(Saved entries)
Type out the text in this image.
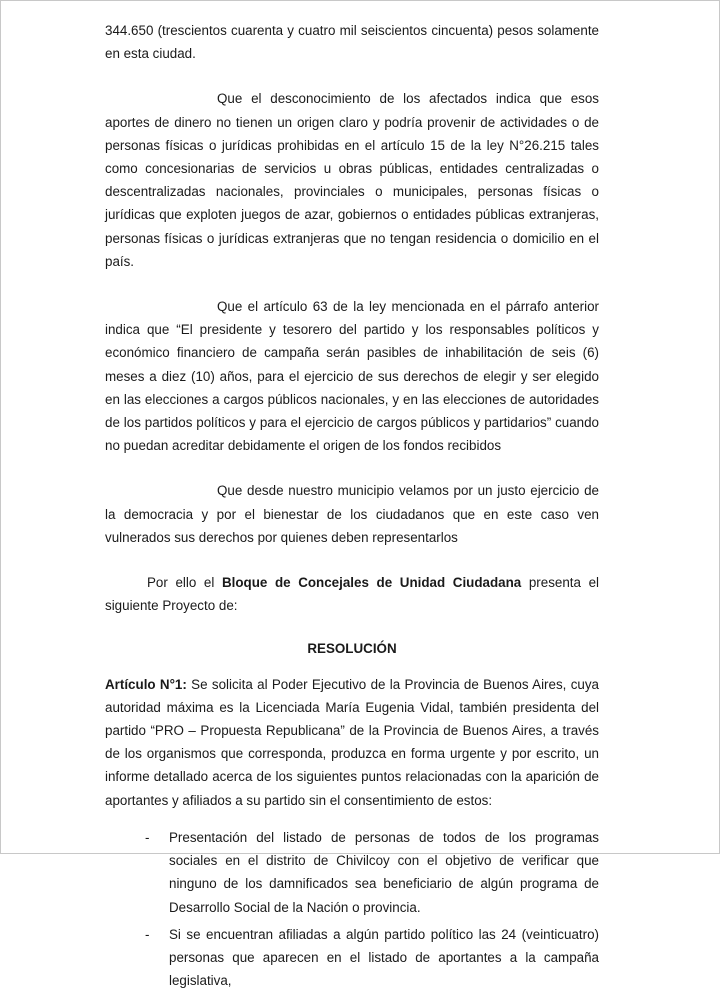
344.650 (trescientos cuarenta y cuatro mil seiscientos cincuenta) pesos solamente en esta ciudad.

Que el desconocimiento de los afectados indica que esos aportes de dinero no tienen un origen claro y podría provenir de actividades o de personas físicas o jurídicas prohibidas en el artículo 15 de la ley N°26.215 tales como concesionarias de servicios u obras públicas, entidades centralizadas o descentralizadas nacionales, provinciales o municipales, personas físicas o jurídicas que exploten juegos de azar, gobiernos o entidades públicas extranjeras, personas físicas o jurídicas extranjeras que no tengan residencia o domicilio en el país.

Que el artículo 63 de la ley mencionada en el párrafo anterior indica que “El presidente y tesorero del partido y los responsables políticos y económico financiero de campaña serán pasibles de inhabilitación de seis (6) meses a diez (10) años, para el ejercicio de sus derechos de elegir y ser elegido en las elecciones a cargos públicos nacionales, y en las elecciones de autoridades de los partidos políticos y para el ejercicio de cargos públicos y partidarios” cuando no puedan acreditar debidamente el origen de los fondos recibidos

Que desde nuestro municipio velamos por un justo ejercicio de la democracia y por el bienestar de los ciudadanos que en este caso ven vulnerados sus derechos por quienes deben representarlos

Por ello el Bloque de Concejales de Unidad Ciudadana presenta el siguiente Proyecto de:

RESOLUCIÓN

Artículo N°1: Se solicita al Poder Ejecutivo de la Provincia de Buenos Aires, cuya autoridad máxima es la Licenciada María Eugenia Vidal, también presidenta del partido “PRO – Propuesta Republicana” de la Provincia de Buenos Aires, a través de los organismos que corresponda, produzca en forma urgente y por escrito, un informe detallado acerca de los siguientes puntos relacionadas con la aparición de aportantes y afiliados a su partido sin el consentimiento de estos:

- Presentación del listado de personas de todos de los programas sociales en el distrito de Chivilcoy con el objetivo de verificar que ninguno de los damnificados sea beneficiario de algún programa de Desarrollo Social de la Nación o provincia.
- Si se encuentran afiliadas a algún partido político las 24 (veinticuatro) personas que aparecen en el listado de aportantes a la campaña legislativa,
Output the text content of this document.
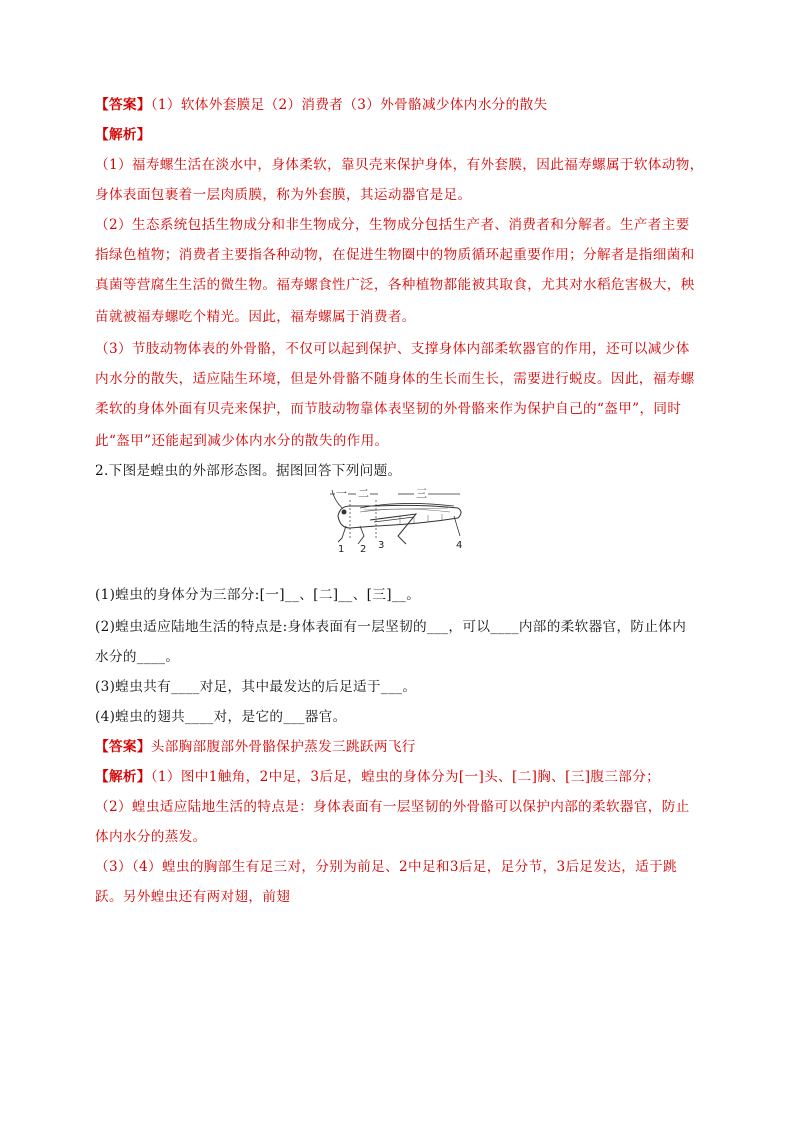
【答案】（1）软体外套膜足（2）消费者（3）外骨骼减少体内水分的散失
【解析】
（1）福寿螺生活在淡水中，身体柔软，靠贝壳来保护身体，有外套膜，因此福寿螺属于软体动物，
身体表面包裹着一层肉质膜，称为外套膜，其运动器官是足。
（2）生态系统包括生物成分和非生物成分，生物成分包括生产者、消费者和分解者。生产者主要
指绿色植物；消费者主要指各种动物，在促进生物圈中的物质循环起重要作用；分解者是指细菌和
真菌等营腐生生活的微生物。福寿螺食性广泛，各种植物都能被其取食，尤其对水稻危害极大，秧
苗就被福寿螺吃个精光。因此，福寿螺属于消费者。
（3）节肢动物体表的外骨骼，不仅可以起到保护、支撑身体内部柔软器官的作用，还可以减少体
内水分的散失，适应陆生环境，但是外骨骼不随身体的生长而生长，需要进行蜕皮。因此，福寿螺
柔软的身体外面有贝壳来保护，而节肢动物靠体表坚韧的外骨骼来作为保护自己的“盔甲”，同时
此“盔甲”还能起到减少体内水分的散失的作用。
2.下图是蝗虫的外部形态图。据图回答下列问题。
一 二	三
1 2 3	4
(1)蝗虫的身体分为三部分:[一]__、[二]__、[三]__。
(2)蝗虫适应陆地生活的特点是:身体表面有一层坚韧的___，可以____内部的柔软器官，防止体内
水分的____。
(3)蝗虫共有____对足，其中最发达的后足适于___。
(4)蝗虫的翅共____对，是它的___器官。
【答案】头部胸部腹部外骨骼保护蒸发三跳跃两飞行
【解析】（1）图中1触角，2中足，3后足，蝗虫的身体分为[一]头、[二]胸、[三]腹三部分；
（2）蝗虫适应陆地生活的特点是：身体表面有一层坚韧的外骨骼可以保护内部的柔软器官，防止
体内水分的蒸发。
（3）（4）蝗虫的胸部生有足三对，分别为前足、2中足和3后足，足分节，3后足发达，适于跳
跃。另外蝗虫还有两对翅，前翅
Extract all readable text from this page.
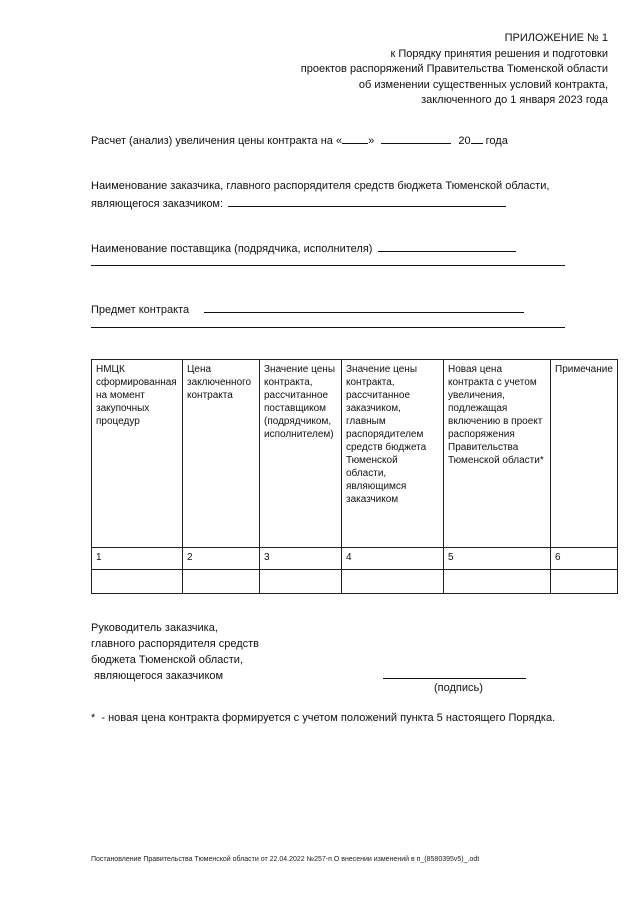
ПРИЛОЖЕНИЕ № 1
к Порядку принятия решения и подготовки
проектов распоряжений Правительства Тюменской области
об изменении существенных условий контракта,
заключенного до 1 января 2023 года
Расчет (анализ) увеличения цены контракта на « »	20 года
Наименование заказчика, главного распорядителя средств бюджета Тюменской области,
являющегося заказчиком:
Наименование поставщика (подрядчика, исполнителя)
Предмет контракта
НМЦК сформированная на момент закупочных процедур	Цена заключенного контракта	Значение цены контракта, рассчитанное поставщиком (подрядчиком, исполнителем)	Значение цены контракта, рассчитанное заказчиком, главным распорядителем средств бюджета Тюменской области, являющимся заказчиком	Новая цена контракта с учетом увеличения, подлежащая включению в проект распоряжения Правительства Тюменской области*	Примечание
1	2	3	4	5	6

Руководитель заказчика,
главного распорядителя средств
бюджета Тюменской области,
являющегося заказчиком
(подпись)
*  - новая цена контракта формируется с учетом положений пункта 5 настоящего Порядка.
Постановление Правительства Тюменской области от 22.04.2022 №257-п О внесении изменений в п_(8580395v5)_.odt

- [Exercise requirements]
Transcribe the material exactly, and leave out whatever pictures it holds.

- [Solution for this problem]
Type out the text in this image.
344.650 (trescientos cuarenta y cuatro mil seiscientos cincuenta) pesos solamente en esta ciudad.

Que el desconocimiento de los afectados indica que esos aportes de dinero no tienen un origen claro y podría provenir de actividades o de personas físicas o jurídicas prohibidas en el artículo 15 de la ley N°26.215 tales como concesionarias de servicios u obras públicas, entidades centralizadas o descentralizadas nacionales, provinciales o municipales, personas físicas o jurídicas que exploten juegos de azar, gobiernos o entidades públicas extranjeras, personas físicas o jurídicas extranjeras que no tengan residencia o domicilio en el país.

Que el artículo 63 de la ley mencionada en el párrafo anterior indica que “El presidente y tesorero del partido y los responsables políticos y económico financiero de campaña serán pasibles de inhabilitación de seis (6) meses a diez (10) años, para el ejercicio de sus derechos de elegir y ser elegido en las elecciones a cargos públicos nacionales, y en las elecciones de autoridades de los partidos políticos y para el ejercicio de cargos públicos y partidarios” cuando no puedan acreditar debidamente el origen de los fondos recibidos

Que desde nuestro municipio velamos por un justo ejercicio de la democracia y por el bienestar de los ciudadanos que en este caso ven vulnerados sus derechos por quienes deben representarlos

Por ello el Bloque de Concejales de Unidad Ciudadana presenta el siguiente Proyecto de:

RESOLUCIÓN

Artículo N°1: Se solicita al Poder Ejecutivo de la Provincia de Buenos Aires, cuya autoridad máxima es la Licenciada María Eugenia Vidal, también presidenta del partido “PRO – Propuesta Republicana” de la Provincia de Buenos Aires, a través de los organismos que corresponda, produzca en forma urgente y por escrito, un informe detallado acerca de los siguientes puntos relacionadas con la aparición de aportantes y afiliados a su partido sin el consentimiento de estos:

- Presentación del listado de personas de todos de los programas sociales en el distrito de Chivilcoy con el objetivo de verificar que ninguno de los damnificados sea beneficiario de algún programa de Desarrollo Social de la Nación o provincia.
- Si se encuentran afiliadas a algún partido político las 24 (veinticuatro) personas que aparecen en el listado de aportantes a la campaña legislativa,
Output the text content of this document.
【答案】（1）软体外套膜足（2）消费者（3）外骨骼减少体内水分的散失
【解析】
（1）福寿螺生活在淡水中，身体柔软，靠贝壳来保护身体，有外套膜，因此福寿螺属于软体动物，
身体表面包裹着一层肉质膜，称为外套膜，其运动器官是足。
（2）生态系统包括生物成分和非生物成分，生物成分包括生产者、消费者和分解者。生产者主要
指绿色植物；消费者主要指各种动物，在促进生物圈中的物质循环起重要作用；分解者是指细菌和
真菌等营腐生生活的微生物。福寿螺食性广泛，各种植物都能被其取食，尤其对水稻危害极大，秧
苗就被福寿螺吃个精光。因此，福寿螺属于消费者。
（3）节肢动物体表的外骨骼，不仅可以起到保护、支撑身体内部柔软器官的作用，还可以减少体
内水分的散失，适应陆生环境，但是外骨骼不随身体的生长而生长，需要进行蜕皮。因此，福寿螺
柔软的身体外面有贝壳来保护，而节肢动物靠体表坚韧的外骨骼来作为保护自己的“盔甲”，同时
此“盔甲”还能起到减少体内水分的散失的作用。
2.下图是蝗虫的外部形态图。据图回答下列问题。
一 二	三
1 2 3	4
(1)蝗虫的身体分为三部分:[一]__、[二]__、[三]__。
(2)蝗虫适应陆地生活的特点是:身体表面有一层坚韧的___，可以____内部的柔软器官，防止体内
水分的____。
(3)蝗虫共有____对足，其中最发达的后足适于___。
(4)蝗虫的翅共____对，是它的___器官。
【答案】头部胸部腹部外骨骼保护蒸发三跳跃两飞行
【解析】（1）图中1触角，2中足，3后足，蝗虫的身体分为[一]头、[二]胸、[三]腹三部分；
（2）蝗虫适应陆地生活的特点是：身体表面有一层坚韧的外骨骼可以保护内部的柔软器官，防止
体内水分的蒸发。
（3）（4）蝗虫的胸部生有足三对，分别为前足、2中足和3后足，足分节，3后足发达，适于跳
跃。另外蝗虫还有两对翅，前翅
Extract all readable text from this page.
ПРИЛОЖЕНИЕ № 1
к Порядку принятия решения и подготовки
проектов распоряжений Правительства Тюменской области
об изменении существенных условий контракта,
заключенного до 1 января 2023 года
Расчет (анализ) увеличения цены контракта на « »	20 года
Наименование заказчика, главного распорядителя средств бюджета Тюменской области,
являющегося заказчиком:
Наименование поставщика (подрядчика, исполнителя)
Предмет контракта
НМЦК сформированная на момент закупочных процедур	Цена заключенного контракта	Значение цены контракта, рассчитанное поставщиком (подрядчиком, исполнителем)	Значение цены контракта, рассчитанное заказчиком, главным распорядителем средств бюджета Тюменской области, являющимся заказчиком	Новая цена контракта с учетом увеличения, подлежащая включению в проект распоряжения Правительства Тюменской области*	Примечание
1	2	3	4	5	6

Руководитель заказчика,
главного распорядителя средств
бюджета Тюменской области,
являющегося заказчиком
(подпись)
*  - новая цена контракта формируется с учетом положений пункта 5 настоящего Порядка.
Постановление Правительства Тюменской области от 22.04.2022 №257-п О внесении изменений в п_(8580395v5)_.odt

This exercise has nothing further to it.